_The problem:_ Within the listing below, locate all lines containing the word "this". Copy each one.

____________

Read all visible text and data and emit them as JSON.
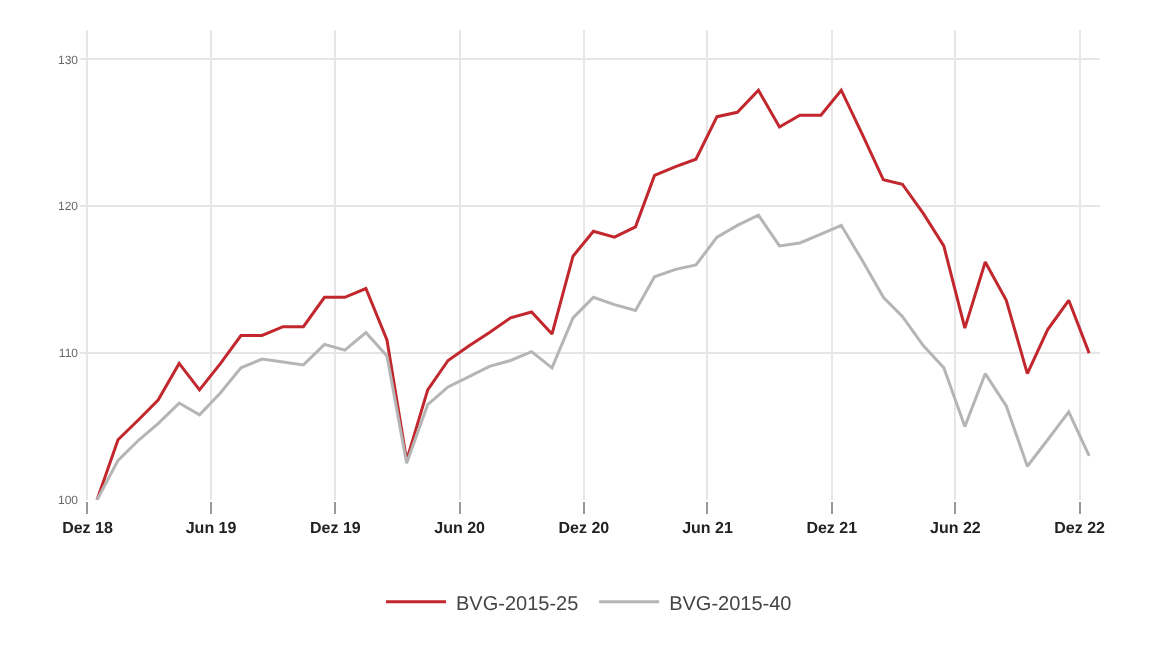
{
  "chart_data": {
    "type": "line",
    "x": [
      "2018-12-15",
      "2019-01-15",
      "2019-02-15",
      "2019-03-15",
      "2019-04-15",
      "2019-05-15",
      "2019-06-15",
      "2019-07-15",
      "2019-08-15",
      "2019-09-15",
      "2019-10-15",
      "2019-11-15",
      "2019-12-15",
      "2020-01-15",
      "2020-02-15",
      "2020-03-15",
      "2020-04-15",
      "2020-05-15",
      "2020-06-15",
      "2020-07-15",
      "2020-08-15",
      "2020-09-15",
      "2020-10-15",
      "2020-11-15",
      "2020-12-15",
      "2021-01-15",
      "2021-02-15",
      "2021-03-15",
      "2021-04-15",
      "2021-05-15",
      "2021-06-15",
      "2021-07-15",
      "2021-08-15",
      "2021-09-15",
      "2021-10-15",
      "2021-11-15",
      "2021-12-15",
      "2022-01-15",
      "2022-02-15",
      "2022-03-15",
      "2022-04-15",
      "2022-05-15",
      "2022-06-15",
      "2022-07-15",
      "2022-08-15",
      "2022-09-15",
      "2022-10-15",
      "2022-11-15",
      "2022-12-15"
    ],
    "series": [
      {
        "name": "BVG-2015-25",
        "color": "#c1272d",
        "values": [
          100,
          104.1,
          105.5,
          106.8,
          109.3,
          107.5,
          109.3,
          111.2,
          111.2,
          111.8,
          111.8,
          113.8,
          113.8,
          114.4,
          110.9,
          102.7,
          107.5,
          109.5,
          110.5,
          111.4,
          112.4,
          112.8,
          111.3,
          116.6,
          118.3,
          117.9,
          118.6,
          122.1,
          122.7,
          123.2,
          126.1,
          126.4,
          127.9,
          125.4,
          126.2,
          126.2,
          127.9,
          124.9,
          121.8,
          121.5,
          119.5,
          117.3,
          111.7,
          116.2,
          113.6,
          108.6,
          111.6,
          113.6,
          110.0
        ]
      },
      {
        "name": "BVG-2015-40",
        "color": "#b5b5b5",
        "values": [
          100,
          102.7,
          104.1,
          105.2,
          106.6,
          105.8,
          107.3,
          109.0,
          109.6,
          109.4,
          109.2,
          110.6,
          110.2,
          111.4,
          109.8,
          102.5,
          106.5,
          107.7,
          108.4,
          109.1,
          109.5,
          110.1,
          109.0,
          112.4,
          113.8,
          113.3,
          112.9,
          115.2,
          115.7,
          116.0,
          117.9,
          118.7,
          119.4,
          117.3,
          117.5,
          118.1,
          118.7,
          116.3,
          113.8,
          112.5,
          110.5,
          109.0,
          105.0,
          108.6,
          106.4,
          102.3,
          104.1,
          106.0,
          103.0
        ]
      }
    ],
    "xlim": [
      "2018-11-20",
      "2022-12-31"
    ],
    "xticks": [
      {
        "value": "2018-12-01",
        "label": "Dez 18"
      },
      {
        "value": "2019-06-01",
        "label": "Jun 19"
      },
      {
        "value": "2019-12-01",
        "label": "Dez 19"
      },
      {
        "value": "2020-06-01",
        "label": "Jun 20"
      },
      {
        "value": "2020-12-01",
        "label": "Dez 20"
      },
      {
        "value": "2021-06-01",
        "label": "Jun 21"
      },
      {
        "value": "2021-12-01",
        "label": "Dez 21"
      },
      {
        "value": "2022-06-01",
        "label": "Jun 22"
      },
      {
        "value": "2022-12-01",
        "label": "Dez 22"
      }
    ],
    "ylim": [
      100,
      132
    ],
    "yticks": [
      100,
      110,
      120,
      130
    ],
    "grid": true,
    "legend": "bottom",
    "marker": "none",
    "line_style": "solid"
  }
}
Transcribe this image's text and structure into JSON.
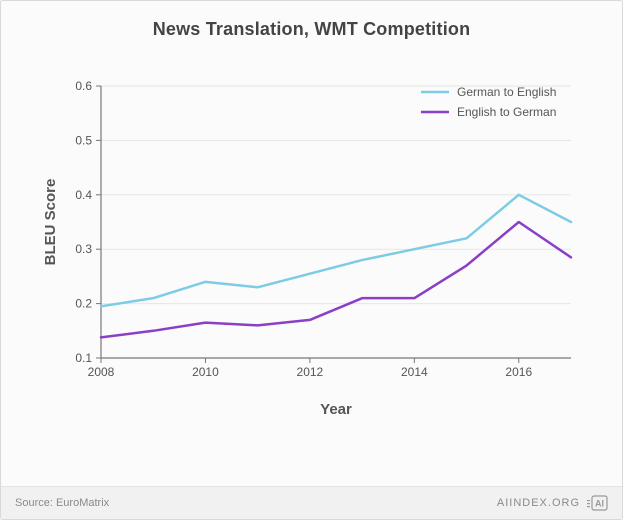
{
  "card": {
    "background_color": "#fbfbfb",
    "border_color": "#d9d9d9"
  },
  "title": {
    "text": "News Translation, WMT Competition",
    "fontsize": 18,
    "color": "#4a4a4a"
  },
  "chart": {
    "type": "line",
    "plot_bg": "#fbfbfb",
    "axis_color": "#777777",
    "grid_color": "#e6e6e6",
    "line_width": 2.5,
    "x": {
      "label": "Year",
      "min": 2008,
      "max": 2017,
      "ticks": [
        2008,
        2010,
        2012,
        2014,
        2016
      ]
    },
    "y": {
      "label": "BLEU Score",
      "min": 0.1,
      "max": 0.6,
      "ticks": [
        0.1,
        0.2,
        0.3,
        0.4,
        0.5,
        0.6
      ]
    },
    "series": [
      {
        "name": "German to English",
        "color": "#7ecbe6",
        "x": [
          2008,
          2009,
          2010,
          2011,
          2012,
          2013,
          2014,
          2015,
          2016,
          2017
        ],
        "y": [
          0.195,
          0.21,
          0.24,
          0.23,
          0.255,
          0.28,
          0.3,
          0.32,
          0.4,
          0.35
        ]
      },
      {
        "name": "English to German",
        "color": "#8a3fc6",
        "x": [
          2008,
          2009,
          2010,
          2011,
          2012,
          2013,
          2014,
          2015,
          2016,
          2017
        ],
        "y": [
          0.138,
          0.15,
          0.165,
          0.16,
          0.17,
          0.21,
          0.21,
          0.27,
          0.35,
          0.285
        ]
      }
    ],
    "legend": {
      "position": "top-right",
      "swatch_width": 28,
      "fontsize": 12
    }
  },
  "footer": {
    "source_label": "Source: EuroMatrix",
    "brand_text": "aiindex.org",
    "bg": "#f1f1f1",
    "border": "#e2e2e2",
    "color": "#8a8a8a"
  }
}
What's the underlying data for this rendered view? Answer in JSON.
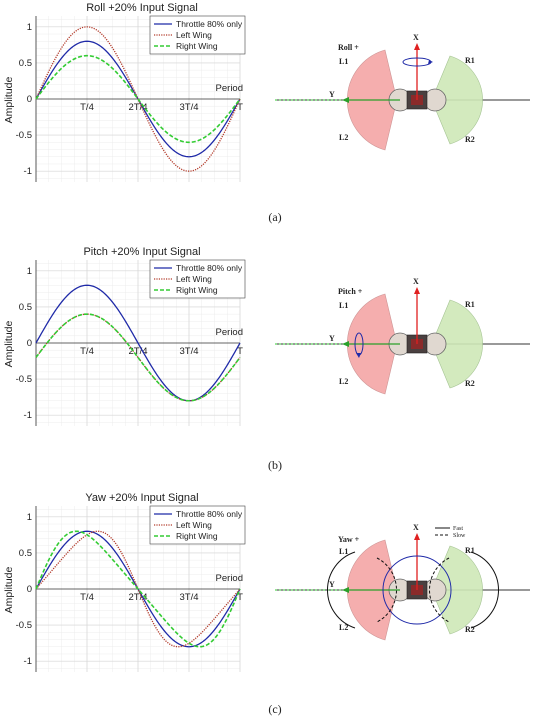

____________

_Exercise output:_
Transcribe this image's text and structure into JSON.
What's the underlying data for this rendered view? Answer in JSON.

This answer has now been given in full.